#### [YOUR OBJECTIVE]
Repeat the material in full. Keep every line exactly as it is.
* START SUPPLIED INFORMATION *
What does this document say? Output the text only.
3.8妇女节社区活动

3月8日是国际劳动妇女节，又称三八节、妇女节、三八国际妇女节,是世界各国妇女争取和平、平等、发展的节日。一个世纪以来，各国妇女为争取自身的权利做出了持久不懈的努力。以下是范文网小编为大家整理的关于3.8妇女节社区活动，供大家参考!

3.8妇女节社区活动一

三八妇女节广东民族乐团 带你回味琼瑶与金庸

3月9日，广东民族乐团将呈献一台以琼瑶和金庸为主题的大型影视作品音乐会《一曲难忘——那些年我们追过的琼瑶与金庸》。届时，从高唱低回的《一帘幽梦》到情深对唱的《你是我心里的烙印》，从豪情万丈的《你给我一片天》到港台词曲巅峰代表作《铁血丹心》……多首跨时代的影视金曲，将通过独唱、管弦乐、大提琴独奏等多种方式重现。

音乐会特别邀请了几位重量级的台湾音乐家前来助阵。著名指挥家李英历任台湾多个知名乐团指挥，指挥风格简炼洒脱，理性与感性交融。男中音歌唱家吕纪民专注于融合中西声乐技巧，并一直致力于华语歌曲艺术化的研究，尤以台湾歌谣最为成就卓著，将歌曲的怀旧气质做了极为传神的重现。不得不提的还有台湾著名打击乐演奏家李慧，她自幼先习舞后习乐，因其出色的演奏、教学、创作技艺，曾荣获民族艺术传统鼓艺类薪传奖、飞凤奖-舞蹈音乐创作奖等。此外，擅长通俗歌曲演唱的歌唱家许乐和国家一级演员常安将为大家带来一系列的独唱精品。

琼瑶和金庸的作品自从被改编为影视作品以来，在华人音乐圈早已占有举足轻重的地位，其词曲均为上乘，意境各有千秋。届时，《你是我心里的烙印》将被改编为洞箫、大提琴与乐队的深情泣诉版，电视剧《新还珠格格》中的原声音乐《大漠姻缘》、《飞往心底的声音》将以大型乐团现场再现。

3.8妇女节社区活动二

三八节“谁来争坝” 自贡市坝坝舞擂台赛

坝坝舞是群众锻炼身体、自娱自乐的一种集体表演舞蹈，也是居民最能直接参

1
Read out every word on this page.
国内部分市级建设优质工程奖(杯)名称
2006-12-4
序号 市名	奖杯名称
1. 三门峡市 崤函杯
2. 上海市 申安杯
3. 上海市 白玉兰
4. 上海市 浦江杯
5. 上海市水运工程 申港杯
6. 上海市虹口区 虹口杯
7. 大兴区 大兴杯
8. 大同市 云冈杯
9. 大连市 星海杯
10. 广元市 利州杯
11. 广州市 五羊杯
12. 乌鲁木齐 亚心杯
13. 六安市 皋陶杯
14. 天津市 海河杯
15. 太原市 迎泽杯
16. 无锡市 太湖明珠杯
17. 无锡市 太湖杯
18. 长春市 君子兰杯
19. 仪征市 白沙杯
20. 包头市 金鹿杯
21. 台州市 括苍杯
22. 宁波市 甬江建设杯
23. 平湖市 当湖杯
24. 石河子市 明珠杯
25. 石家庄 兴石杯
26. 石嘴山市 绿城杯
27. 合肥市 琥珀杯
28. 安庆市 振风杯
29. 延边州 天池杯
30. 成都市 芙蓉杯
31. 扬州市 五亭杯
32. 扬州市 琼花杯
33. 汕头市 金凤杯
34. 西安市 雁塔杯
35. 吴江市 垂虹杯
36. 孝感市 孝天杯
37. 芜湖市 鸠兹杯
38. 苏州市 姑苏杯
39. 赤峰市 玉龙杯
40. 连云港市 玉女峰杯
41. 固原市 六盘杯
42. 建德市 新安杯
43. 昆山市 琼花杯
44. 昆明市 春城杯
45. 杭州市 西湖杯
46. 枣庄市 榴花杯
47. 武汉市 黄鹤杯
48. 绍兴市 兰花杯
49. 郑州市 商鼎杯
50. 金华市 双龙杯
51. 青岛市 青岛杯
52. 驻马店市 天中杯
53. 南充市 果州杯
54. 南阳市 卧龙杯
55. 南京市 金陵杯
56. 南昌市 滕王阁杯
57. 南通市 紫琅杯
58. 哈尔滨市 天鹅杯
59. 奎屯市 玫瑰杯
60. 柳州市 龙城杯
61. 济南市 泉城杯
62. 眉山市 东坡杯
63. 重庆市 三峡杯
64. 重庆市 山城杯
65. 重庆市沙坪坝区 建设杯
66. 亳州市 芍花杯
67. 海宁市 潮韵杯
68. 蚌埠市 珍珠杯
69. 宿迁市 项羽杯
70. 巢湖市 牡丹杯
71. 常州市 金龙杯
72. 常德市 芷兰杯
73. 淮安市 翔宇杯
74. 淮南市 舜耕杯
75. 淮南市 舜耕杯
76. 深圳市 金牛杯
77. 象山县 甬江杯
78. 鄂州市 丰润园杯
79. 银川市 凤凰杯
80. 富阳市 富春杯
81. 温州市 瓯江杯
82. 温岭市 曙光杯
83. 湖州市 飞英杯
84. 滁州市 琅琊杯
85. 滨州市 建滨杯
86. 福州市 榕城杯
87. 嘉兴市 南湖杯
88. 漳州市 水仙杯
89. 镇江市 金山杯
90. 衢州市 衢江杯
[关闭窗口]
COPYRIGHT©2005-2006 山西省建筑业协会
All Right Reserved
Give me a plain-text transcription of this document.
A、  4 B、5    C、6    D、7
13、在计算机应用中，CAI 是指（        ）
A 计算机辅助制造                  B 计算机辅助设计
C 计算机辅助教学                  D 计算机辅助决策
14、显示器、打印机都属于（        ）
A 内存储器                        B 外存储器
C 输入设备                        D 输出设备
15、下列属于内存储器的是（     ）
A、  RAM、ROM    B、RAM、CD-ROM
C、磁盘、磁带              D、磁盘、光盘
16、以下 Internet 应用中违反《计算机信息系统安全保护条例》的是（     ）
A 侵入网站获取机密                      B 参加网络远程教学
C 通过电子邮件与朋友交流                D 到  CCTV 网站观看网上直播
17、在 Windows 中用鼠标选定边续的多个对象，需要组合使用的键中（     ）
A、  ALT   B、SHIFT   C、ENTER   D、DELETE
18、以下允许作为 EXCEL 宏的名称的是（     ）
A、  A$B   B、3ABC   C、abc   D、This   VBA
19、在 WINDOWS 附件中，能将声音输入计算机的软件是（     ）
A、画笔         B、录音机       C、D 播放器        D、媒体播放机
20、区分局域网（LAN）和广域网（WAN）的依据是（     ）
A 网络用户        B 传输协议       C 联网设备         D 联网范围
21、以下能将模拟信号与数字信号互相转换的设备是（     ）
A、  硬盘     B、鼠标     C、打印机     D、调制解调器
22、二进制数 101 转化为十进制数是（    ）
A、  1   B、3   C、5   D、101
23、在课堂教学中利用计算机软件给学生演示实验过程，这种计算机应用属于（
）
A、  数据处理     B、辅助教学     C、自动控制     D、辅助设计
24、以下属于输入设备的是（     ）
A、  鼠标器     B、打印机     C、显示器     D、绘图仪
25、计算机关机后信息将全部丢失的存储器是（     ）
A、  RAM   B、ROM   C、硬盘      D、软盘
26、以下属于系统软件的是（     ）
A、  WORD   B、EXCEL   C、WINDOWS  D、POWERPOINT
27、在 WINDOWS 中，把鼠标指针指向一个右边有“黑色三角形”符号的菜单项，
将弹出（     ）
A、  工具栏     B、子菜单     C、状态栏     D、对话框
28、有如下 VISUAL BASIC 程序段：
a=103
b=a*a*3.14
* END SUPPLIED INFORMATION *
#### [COMPLETED TASK]
What does this document say? Output the text only.
3.8妇女节社区活动

3月8日是国际劳动妇女节，又称三八节、妇女节、三八国际妇女节,是世界各国妇女争取和平、平等、发展的节日。一个世纪以来，各国妇女为争取自身的权利做出了持久不懈的努力。以下是范文网小编为大家整理的关于3.8妇女节社区活动，供大家参考!

3.8妇女节社区活动一

三八妇女节广东民族乐团 带你回味琼瑶与金庸

3月9日，广东民族乐团将呈献一台以琼瑶和金庸为主题的大型影视作品音乐会《一曲难忘——那些年我们追过的琼瑶与金庸》。届时，从高唱低回的《一帘幽梦》到情深对唱的《你是我心里的烙印》，从豪情万丈的《你给我一片天》到港台词曲巅峰代表作《铁血丹心》……多首跨时代的影视金曲，将通过独唱、管弦乐、大提琴独奏等多种方式重现。

音乐会特别邀请了几位重量级的台湾音乐家前来助阵。著名指挥家李英历任台湾多个知名乐团指挥，指挥风格简炼洒脱，理性与感性交融。男中音歌唱家吕纪民专注于融合中西声乐技巧，并一直致力于华语歌曲艺术化的研究，尤以台湾歌谣最为成就卓著，将歌曲的怀旧气质做了极为传神的重现。不得不提的还有台湾著名打击乐演奏家李慧，她自幼先习舞后习乐，因其出色的演奏、教学、创作技艺，曾荣获民族艺术传统鼓艺类薪传奖、飞凤奖-舞蹈音乐创作奖等。此外，擅长通俗歌曲演唱的歌唱家许乐和国家一级演员常安将为大家带来一系列的独唱精品。

琼瑶和金庸的作品自从被改编为影视作品以来，在华人音乐圈早已占有举足轻重的地位，其词曲均为上乘，意境各有千秋。届时，《你是我心里的烙印》将被改编为洞箫、大提琴与乐队的深情泣诉版，电视剧《新还珠格格》中的原声音乐《大漠姻缘》、《飞往心底的声音》将以大型乐团现场再现。

3.8妇女节社区活动二

三八节“谁来争坝” 自贡市坝坝舞擂台赛

坝坝舞是群众锻炼身体、自娱自乐的一种集体表演舞蹈，也是居民最能直接参

1
Read out every word on this page.
国内部分市级建设优质工程奖(杯)名称
2006-12-4
序号 市名	奖杯名称
1. 三门峡市 崤函杯
2. 上海市 申安杯
3. 上海市 白玉兰
4. 上海市 浦江杯
5. 上海市水运工程 申港杯
6. 上海市虹口区 虹口杯
7. 大兴区 大兴杯
8. 大同市 云冈杯
9. 大连市 星海杯
10. 广元市 利州杯
11. 广州市 五羊杯
12. 乌鲁木齐 亚心杯
13. 六安市 皋陶杯
14. 天津市 海河杯
15. 太原市 迎泽杯
16. 无锡市 太湖明珠杯
17. 无锡市 太湖杯
18. 长春市 君子兰杯
19. 仪征市 白沙杯
20. 包头市 金鹿杯
21. 台州市 括苍杯
22. 宁波市 甬江建设杯
23. 平湖市 当湖杯
24. 石河子市 明珠杯
25. 石家庄 兴石杯
26. 石嘴山市 绿城杯
27. 合肥市 琥珀杯
28. 安庆市 振风杯
29. 延边州 天池杯
30. 成都市 芙蓉杯
31. 扬州市 五亭杯
32. 扬州市 琼花杯
33. 汕头市 金凤杯
34. 西安市 雁塔杯
35. 吴江市 垂虹杯
36. 孝感市 孝天杯
37. 芜湖市 鸠兹杯
38. 苏州市 姑苏杯
39. 赤峰市 玉龙杯
40. 连云港市 玉女峰杯
41. 固原市 六盘杯
42. 建德市 新安杯
43. 昆山市 琼花杯
44. 昆明市 春城杯
45. 杭州市 西湖杯
46. 枣庄市 榴花杯
47. 武汉市 黄鹤杯
48. 绍兴市 兰花杯
49. 郑州市 商鼎杯
50. 金华市 双龙杯
51. 青岛市 青岛杯
52. 驻马店市 天中杯
53. 南充市 果州杯
54. 南阳市 卧龙杯
55. 南京市 金陵杯
56. 南昌市 滕王阁杯
57. 南通市 紫琅杯
58. 哈尔滨市 天鹅杯
59. 奎屯市 玫瑰杯
60. 柳州市 龙城杯
61. 济南市 泉城杯
62. 眉山市 东坡杯
63. 重庆市 三峡杯
64. 重庆市 山城杯
65. 重庆市沙坪坝区 建设杯
66. 亳州市 芍花杯
67. 海宁市 潮韵杯
68. 蚌埠市 珍珠杯
69. 宿迁市 项羽杯
70. 巢湖市 牡丹杯
71. 常州市 金龙杯
72. 常德市 芷兰杯
73. 淮安市 翔宇杯
74. 淮南市 舜耕杯
75. 淮南市 舜耕杯
76. 深圳市 金牛杯
77. 象山县 甬江杯
78. 鄂州市 丰润园杯
79. 银川市 凤凰杯
80. 富阳市 富春杯
81. 温州市 瓯江杯
82. 温岭市 曙光杯
83. 湖州市 飞英杯
84. 滁州市 琅琊杯
85. 滨州市 建滨杯
86. 福州市 榕城杯
87. 嘉兴市 南湖杯
88. 漳州市 水仙杯
89. 镇江市 金山杯
90. 衢州市 衢江杯
[关闭窗口]
COPYRIGHT©2005-2006 山西省建筑业协会
All Right Reserved
Give me a plain-text transcription of this document.
A、  4 B、5    C、6    D、7
13、在计算机应用中，CAI 是指（        ）
A 计算机辅助制造                  B 计算机辅助设计
C 计算机辅助教学                  D 计算机辅助决策
14、显示器、打印机都属于（        ）
A 内存储器                        B 外存储器
C 输入设备                        D 输出设备
15、下列属于内存储器的是（     ）
A、  RAM、ROM    B、RAM、CD-ROM
C、磁盘、磁带              D、磁盘、光盘
16、以下 Internet 应用中违反《计算机信息系统安全保护条例》的是（     ）
A 侵入网站获取机密                      B 参加网络远程教学
C 通过电子邮件与朋友交流                D 到  CCTV 网站观看网上直播
17、在 Windows 中用鼠标选定边续的多个对象，需要组合使用的键中（     ）
A、  ALT   B、SHIFT   C、ENTER   D、DELETE
18、以下允许作为 EXCEL 宏的名称的是（     ）
A、  A$B   B、3ABC   C、abc   D、This   VBA
19、在 WINDOWS 附件中，能将声音输入计算机的软件是（     ）
A、画笔         B、录音机       C、D 播放器        D、媒体播放机
20、区分局域网（LAN）和广域网（WAN）的依据是（     ）
A 网络用户        B 传输协议       C 联网设备         D 联网范围
21、以下能将模拟信号与数字信号互相转换的设备是（     ）
A、  硬盘     B、鼠标     C、打印机     D、调制解调器
22、二进制数 101 转化为十进制数是（    ）
A、  1   B、3   C、5   D、101
23、在课堂教学中利用计算机软件给学生演示实验过程，这种计算机应用属于（
）
A、  数据处理     B、辅助教学     C、自动控制     D、辅助设计
24、以下属于输入设备的是（     ）
A、  鼠标器     B、打印机     C、显示器     D、绘图仪
25、计算机关机后信息将全部丢失的存储器是（     ）
A、  RAM   B、ROM   C、硬盘      D、软盘
26、以下属于系统软件的是（     ）
A、  WORD   B、EXCEL   C、WINDOWS  D、POWERPOINT
27、在 WINDOWS 中，把鼠标指针指向一个右边有“黑色三角形”符号的菜单项，
将弹出（     ）
A、  工具栏     B、子菜单     C、状态栏     D、对话框
28、有如下 VISUAL BASIC 程序段：
a=103
b=a*a*3.14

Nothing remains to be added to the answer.